Below are some records; work out how many of their lines contain "date" and give the number only.

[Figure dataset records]

(begin)

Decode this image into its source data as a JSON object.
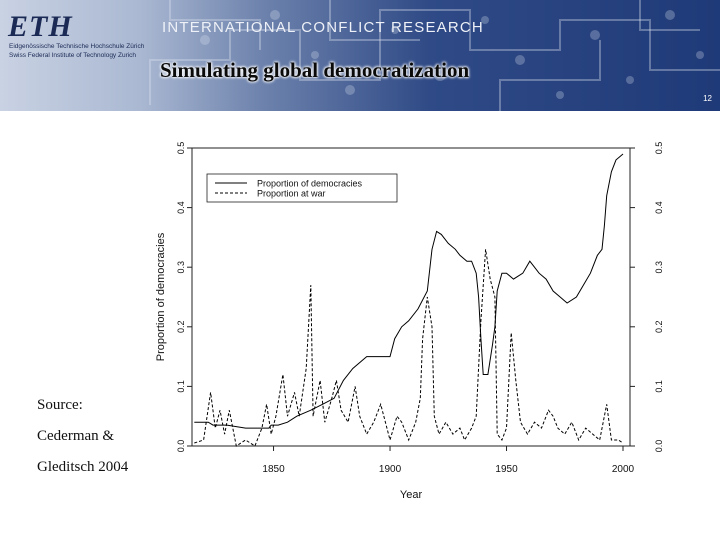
{
  "header": {
    "logo": "ETH",
    "logo_line1": "Eidgenössische Technische Hochschule Zürich",
    "logo_line2": "Swiss Federal Institute of Technology Zurich",
    "org_title": "INTERNATIONAL CONFLICT RESEARCH",
    "slide_title": "Simulating global democratization",
    "slide_number": "12"
  },
  "source": {
    "lines": [
      "Source:",
      "Cederman &",
      "Gleditsch 2004"
    ]
  },
  "colors": {
    "banner_dark": "#1f3a78",
    "line": "#000000"
  },
  "chart_data": {
    "type": "line",
    "xlabel": "Year",
    "ylabel": "Proportion of democracies",
    "xlim": [
      1815,
      2003
    ],
    "ylim": [
      0,
      0.5
    ],
    "x_ticks": [
      1850,
      1900,
      1950,
      2000
    ],
    "y_ticks": [
      "0.0",
      "0.1",
      "0.2",
      "0.3",
      "0.4",
      "0.5"
    ],
    "grid": false,
    "legend_position": "top-left",
    "series": [
      {
        "name": "Proportion of democracies",
        "style": "solid",
        "points": [
          [
            1816,
            0.04
          ],
          [
            1822,
            0.04
          ],
          [
            1824,
            0.035
          ],
          [
            1830,
            0.035
          ],
          [
            1838,
            0.03
          ],
          [
            1848,
            0.03
          ],
          [
            1849,
            0.035
          ],
          [
            1852,
            0.035
          ],
          [
            1856,
            0.04
          ],
          [
            1860,
            0.05
          ],
          [
            1866,
            0.06
          ],
          [
            1871,
            0.07
          ],
          [
            1876,
            0.08
          ],
          [
            1880,
            0.11
          ],
          [
            1884,
            0.13
          ],
          [
            1890,
            0.15
          ],
          [
            1894,
            0.15
          ],
          [
            1900,
            0.15
          ],
          [
            1902,
            0.18
          ],
          [
            1905,
            0.2
          ],
          [
            1908,
            0.21
          ],
          [
            1912,
            0.23
          ],
          [
            1916,
            0.26
          ],
          [
            1918,
            0.33
          ],
          [
            1920,
            0.36
          ],
          [
            1922,
            0.355
          ],
          [
            1925,
            0.34
          ],
          [
            1928,
            0.33
          ],
          [
            1930,
            0.32
          ],
          [
            1933,
            0.31
          ],
          [
            1935,
            0.31
          ],
          [
            1937,
            0.29
          ],
          [
            1938,
            0.25
          ],
          [
            1939,
            0.18
          ],
          [
            1940,
            0.12
          ],
          [
            1942,
            0.12
          ],
          [
            1944,
            0.17
          ],
          [
            1945,
            0.2
          ],
          [
            1946,
            0.26
          ],
          [
            1948,
            0.29
          ],
          [
            1950,
            0.29
          ],
          [
            1953,
            0.28
          ],
          [
            1957,
            0.29
          ],
          [
            1960,
            0.31
          ],
          [
            1962,
            0.3
          ],
          [
            1964,
            0.29
          ],
          [
            1967,
            0.28
          ],
          [
            1970,
            0.26
          ],
          [
            1973,
            0.25
          ],
          [
            1976,
            0.24
          ],
          [
            1980,
            0.25
          ],
          [
            1983,
            0.27
          ],
          [
            1986,
            0.29
          ],
          [
            1989,
            0.32
          ],
          [
            1991,
            0.33
          ],
          [
            1992,
            0.37
          ],
          [
            1993,
            0.42
          ],
          [
            1995,
            0.46
          ],
          [
            1997,
            0.48
          ],
          [
            2000,
            0.49
          ]
        ]
      },
      {
        "name": "Proportion at war",
        "style": "dashed",
        "points": [
          [
            1816,
            0.005
          ],
          [
            1820,
            0.01
          ],
          [
            1823,
            0.09
          ],
          [
            1825,
            0.03
          ],
          [
            1827,
            0.06
          ],
          [
            1829,
            0.02
          ],
          [
            1831,
            0.06
          ],
          [
            1834,
            0.0
          ],
          [
            1838,
            0.01
          ],
          [
            1842,
            0.0
          ],
          [
            1845,
            0.03
          ],
          [
            1847,
            0.07
          ],
          [
            1849,
            0.02
          ],
          [
            1851,
            0.05
          ],
          [
            1854,
            0.12
          ],
          [
            1856,
            0.05
          ],
          [
            1859,
            0.09
          ],
          [
            1861,
            0.05
          ],
          [
            1864,
            0.13
          ],
          [
            1866,
            0.27
          ],
          [
            1867,
            0.05
          ],
          [
            1870,
            0.11
          ],
          [
            1872,
            0.04
          ],
          [
            1875,
            0.08
          ],
          [
            1877,
            0.11
          ],
          [
            1879,
            0.06
          ],
          [
            1882,
            0.04
          ],
          [
            1885,
            0.1
          ],
          [
            1887,
            0.05
          ],
          [
            1890,
            0.02
          ],
          [
            1893,
            0.04
          ],
          [
            1896,
            0.07
          ],
          [
            1898,
            0.04
          ],
          [
            1900,
            0.01
          ],
          [
            1903,
            0.05
          ],
          [
            1905,
            0.04
          ],
          [
            1908,
            0.01
          ],
          [
            1911,
            0.04
          ],
          [
            1913,
            0.08
          ],
          [
            1914,
            0.18
          ],
          [
            1916,
            0.25
          ],
          [
            1918,
            0.2
          ],
          [
            1919,
            0.05
          ],
          [
            1921,
            0.02
          ],
          [
            1924,
            0.04
          ],
          [
            1927,
            0.02
          ],
          [
            1930,
            0.03
          ],
          [
            1932,
            0.01
          ],
          [
            1935,
            0.03
          ],
          [
            1937,
            0.05
          ],
          [
            1939,
            0.21
          ],
          [
            1941,
            0.33
          ],
          [
            1943,
            0.28
          ],
          [
            1945,
            0.25
          ],
          [
            1946,
            0.02
          ],
          [
            1948,
            0.01
          ],
          [
            1950,
            0.03
          ],
          [
            1952,
            0.19
          ],
          [
            1954,
            0.11
          ],
          [
            1956,
            0.04
          ],
          [
            1959,
            0.02
          ],
          [
            1962,
            0.04
          ],
          [
            1965,
            0.03
          ],
          [
            1968,
            0.06
          ],
          [
            1970,
            0.05
          ],
          [
            1972,
            0.03
          ],
          [
            1975,
            0.02
          ],
          [
            1978,
            0.04
          ],
          [
            1981,
            0.01
          ],
          [
            1984,
            0.03
          ],
          [
            1987,
            0.02
          ],
          [
            1990,
            0.01
          ],
          [
            1993,
            0.07
          ],
          [
            1995,
            0.01
          ],
          [
            1998,
            0.01
          ],
          [
            2000,
            0.005
          ]
        ]
      }
    ]
  }
}
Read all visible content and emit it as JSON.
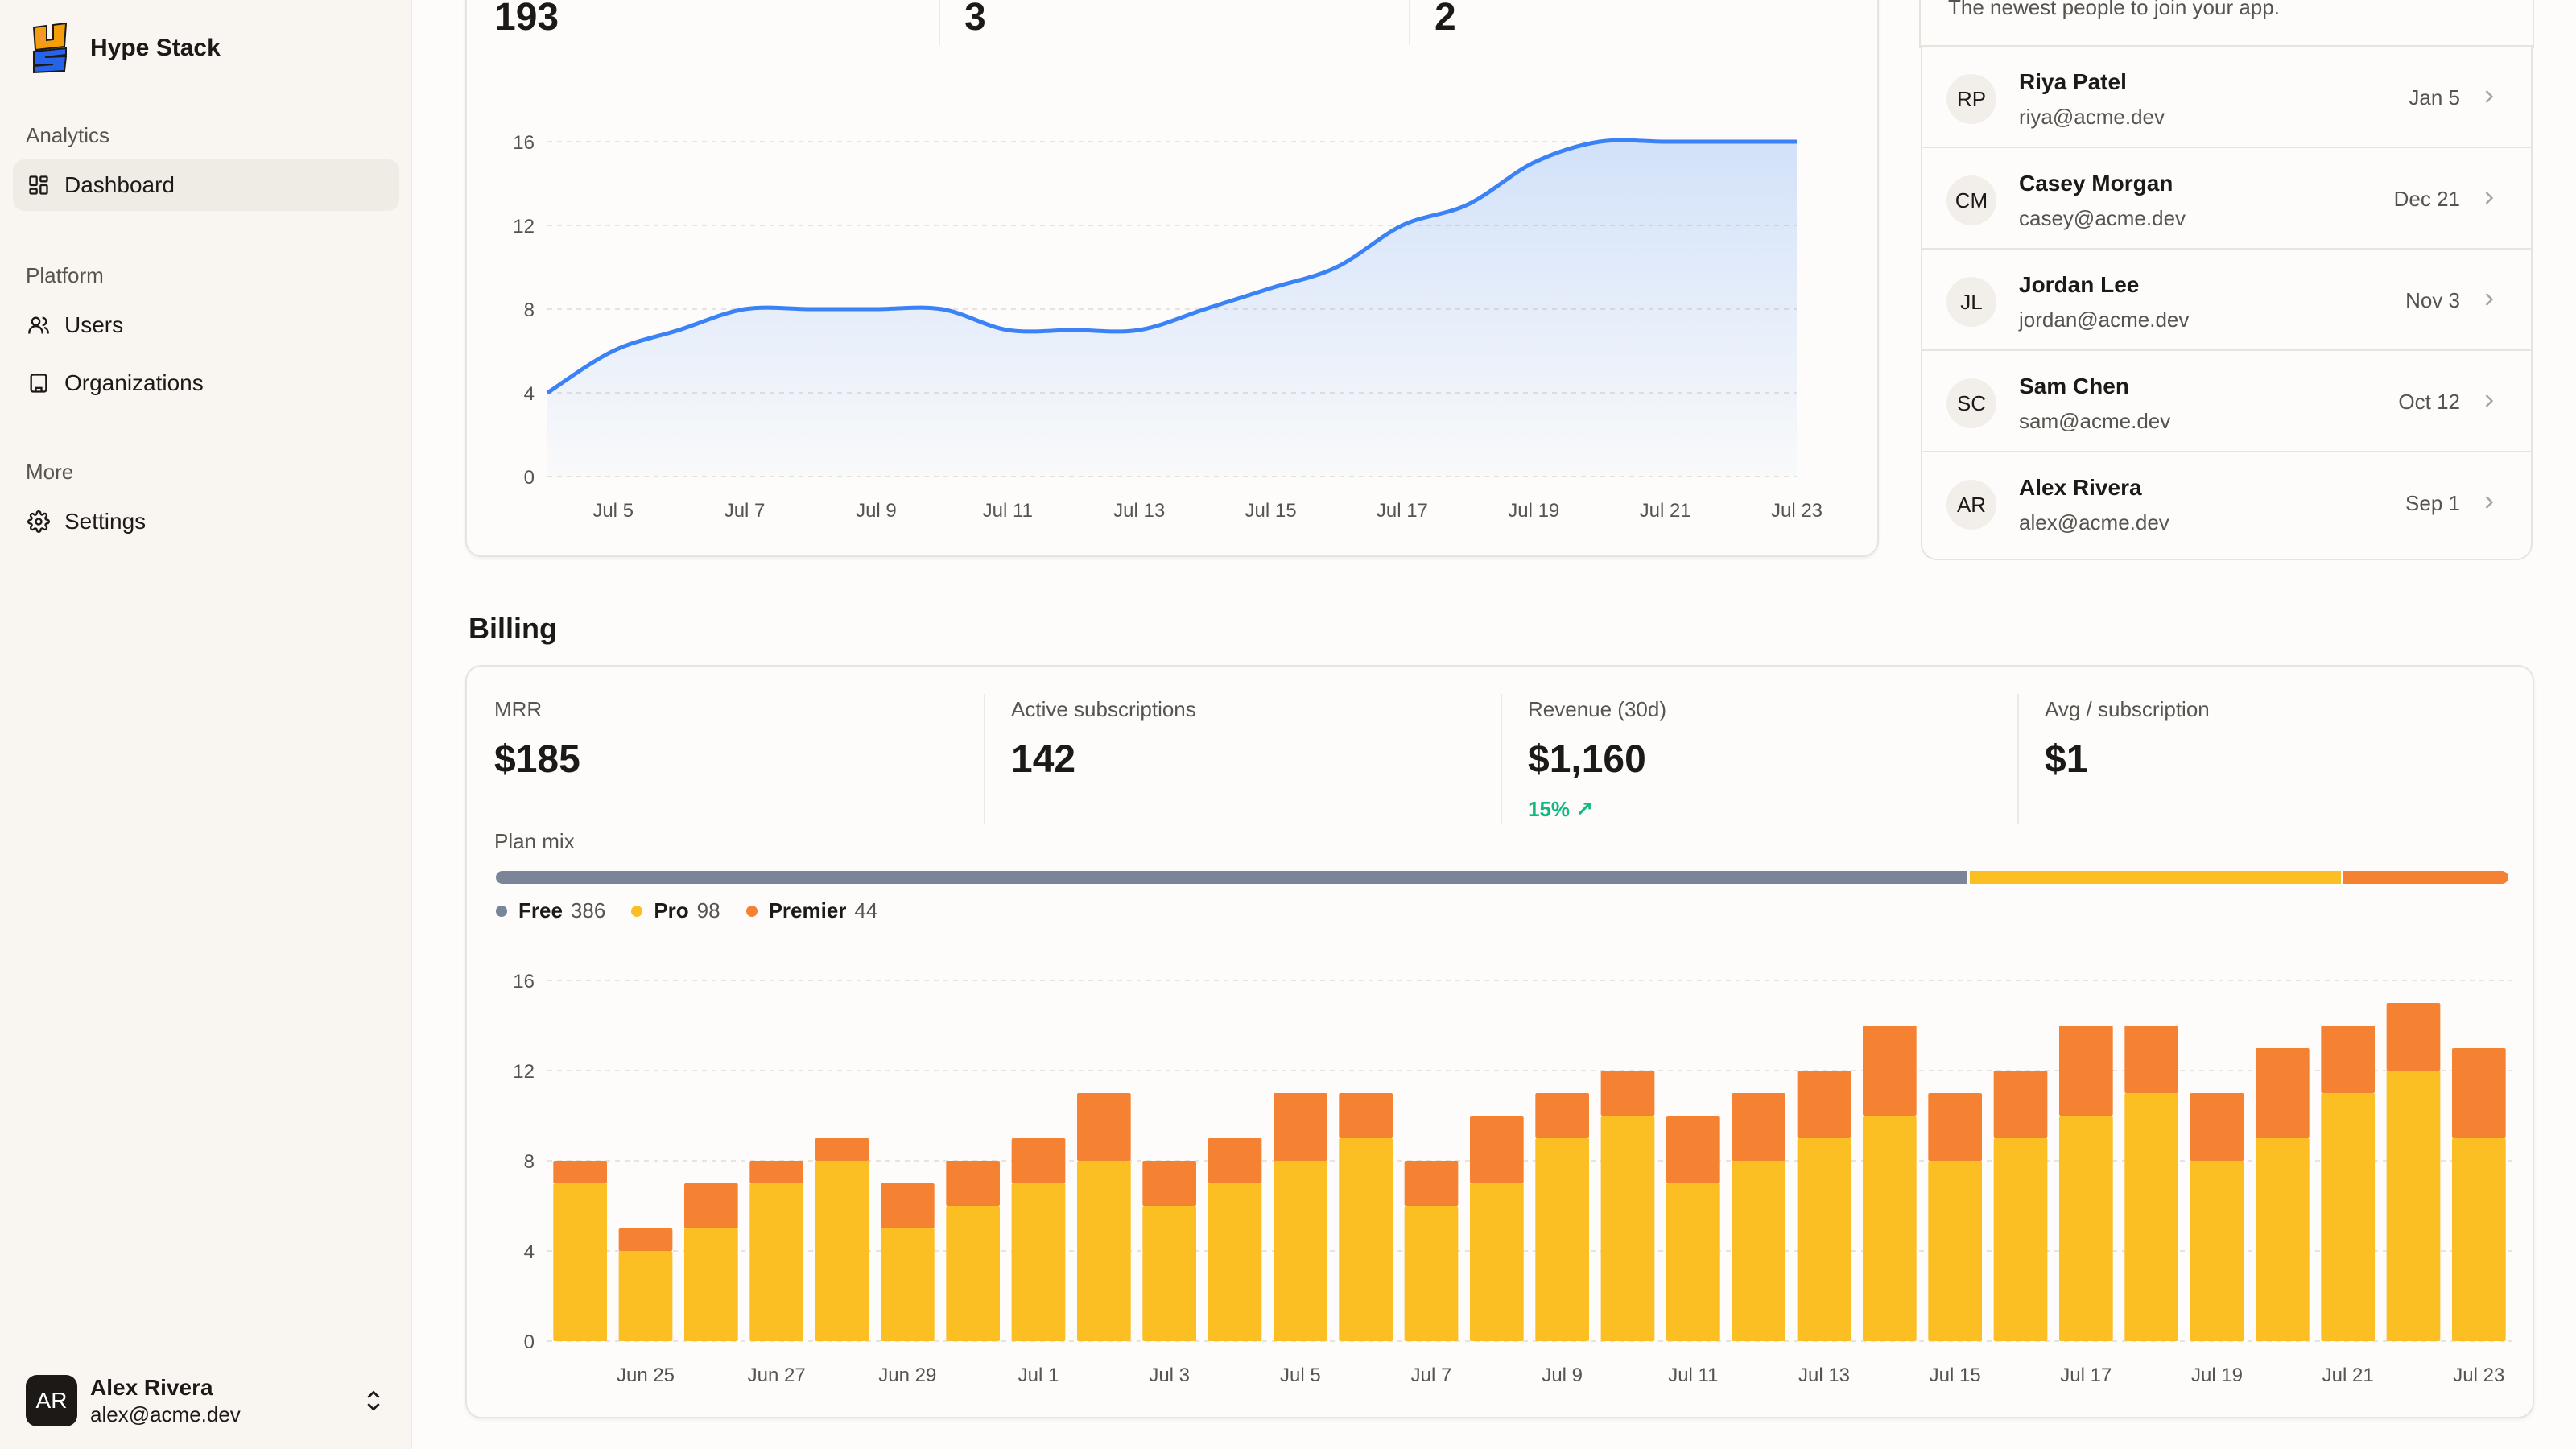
{
  "brand": {
    "name": "Hype Stack"
  },
  "nav": {
    "sections": [
      {
        "heading": "Analytics",
        "items": [
          {
            "label": "Dashboard",
            "icon": "dashboard-icon",
            "active": true
          }
        ]
      },
      {
        "heading": "Platform",
        "items": [
          {
            "label": "Users",
            "icon": "users-icon"
          },
          {
            "label": "Organizations",
            "icon": "building-icon"
          }
        ]
      },
      {
        "heading": "More",
        "items": [
          {
            "label": "Settings",
            "icon": "gear-icon"
          }
        ]
      }
    ]
  },
  "user": {
    "initials": "AR",
    "name": "Alex Rivera",
    "email": "alex@acme.dev"
  },
  "top_stats": [
    "193",
    "3",
    "2"
  ],
  "signups": {
    "subtitle": "The newest people to join your app.",
    "items": [
      {
        "initials": "RP",
        "name": "Riya Patel",
        "email": "riya@acme.dev",
        "date": "Jan 5"
      },
      {
        "initials": "CM",
        "name": "Casey Morgan",
        "email": "casey@acme.dev",
        "date": "Dec 21"
      },
      {
        "initials": "JL",
        "name": "Jordan Lee",
        "email": "jordan@acme.dev",
        "date": "Nov 3"
      },
      {
        "initials": "SC",
        "name": "Sam Chen",
        "email": "sam@acme.dev",
        "date": "Oct 12"
      },
      {
        "initials": "AR",
        "name": "Alex Rivera",
        "email": "alex@acme.dev",
        "date": "Sep 1"
      }
    ]
  },
  "billing": {
    "title": "Billing",
    "stats": [
      {
        "label": "MRR",
        "value": "$185"
      },
      {
        "label": "Active subscriptions",
        "value": "142"
      },
      {
        "label": "Revenue (30d)",
        "value": "$1,160",
        "trend": "15% ↗"
      },
      {
        "label": "Avg / subscription",
        "value": "$1"
      }
    ],
    "plan_mix": {
      "label": "Plan mix",
      "plans": [
        {
          "name": "Free",
          "count": 386,
          "count_label": "386",
          "color": "#7b8599"
        },
        {
          "name": "Pro",
          "count": 98,
          "count_label": "98",
          "color": "#fbbf24"
        },
        {
          "name": "Premier",
          "count": 44,
          "count_label": "44",
          "color": "#f58233"
        }
      ]
    }
  },
  "chart_data": [
    {
      "type": "area",
      "x": [
        "Jul 4",
        "Jul 5",
        "Jul 6",
        "Jul 7",
        "Jul 8",
        "Jul 9",
        "Jul 10",
        "Jul 11",
        "Jul 12",
        "Jul 13",
        "Jul 14",
        "Jul 15",
        "Jul 16",
        "Jul 17",
        "Jul 18",
        "Jul 19",
        "Jul 20",
        "Jul 21",
        "Jul 22",
        "Jul 23"
      ],
      "xticks": [
        "Jul 5",
        "Jul 7",
        "Jul 9",
        "Jul 11",
        "Jul 13",
        "Jul 15",
        "Jul 17",
        "Jul 19",
        "Jul 21",
        "Jul 23"
      ],
      "values": [
        4,
        6,
        7,
        8,
        8,
        8,
        8,
        7,
        7,
        7,
        8,
        9,
        10,
        12,
        13,
        15,
        16,
        16,
        16,
        16
      ],
      "yticks": [
        0,
        4,
        8,
        12,
        16
      ],
      "ylim": [
        0,
        17
      ],
      "color": "#3b82f6",
      "grid": true
    },
    {
      "type": "bar",
      "stacked": true,
      "x": [
        "Jun 24",
        "Jun 25",
        "Jun 26",
        "Jun 27",
        "Jun 28",
        "Jun 29",
        "Jun 30",
        "Jul 1",
        "Jul 2",
        "Jul 3",
        "Jul 4",
        "Jul 5",
        "Jul 6",
        "Jul 7",
        "Jul 8",
        "Jul 9",
        "Jul 10",
        "Jul 11",
        "Jul 12",
        "Jul 13",
        "Jul 14",
        "Jul 15",
        "Jul 16",
        "Jul 17",
        "Jul 18",
        "Jul 19",
        "Jul 20",
        "Jul 21",
        "Jul 22",
        "Jul 23"
      ],
      "xticks": [
        "Jun 25",
        "Jun 27",
        "Jun 29",
        "Jul 1",
        "Jul 3",
        "Jul 5",
        "Jul 7",
        "Jul 9",
        "Jul 11",
        "Jul 13",
        "Jul 15",
        "Jul 17",
        "Jul 19",
        "Jul 21",
        "Jul 23"
      ],
      "series": [
        {
          "color": "#fbbf24",
          "values": [
            7,
            4,
            5,
            7,
            8,
            5,
            6,
            7,
            8,
            6,
            7,
            8,
            9,
            6,
            7,
            9,
            10,
            7,
            8,
            9,
            10,
            8,
            9,
            10,
            11,
            8,
            9,
            11,
            12,
            9
          ]
        },
        {
          "color": "#f58233",
          "values": [
            1,
            1,
            2,
            1,
            1,
            2,
            2,
            2,
            3,
            2,
            2,
            3,
            2,
            2,
            3,
            2,
            2,
            3,
            3,
            3,
            4,
            3,
            3,
            4,
            3,
            3,
            4,
            3,
            3,
            4
          ]
        }
      ],
      "yticks": [
        0,
        4,
        8,
        12,
        16
      ],
      "ylim": [
        0,
        16
      ],
      "grid": true
    }
  ]
}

(end)

■ ANSWER IN FULL: 5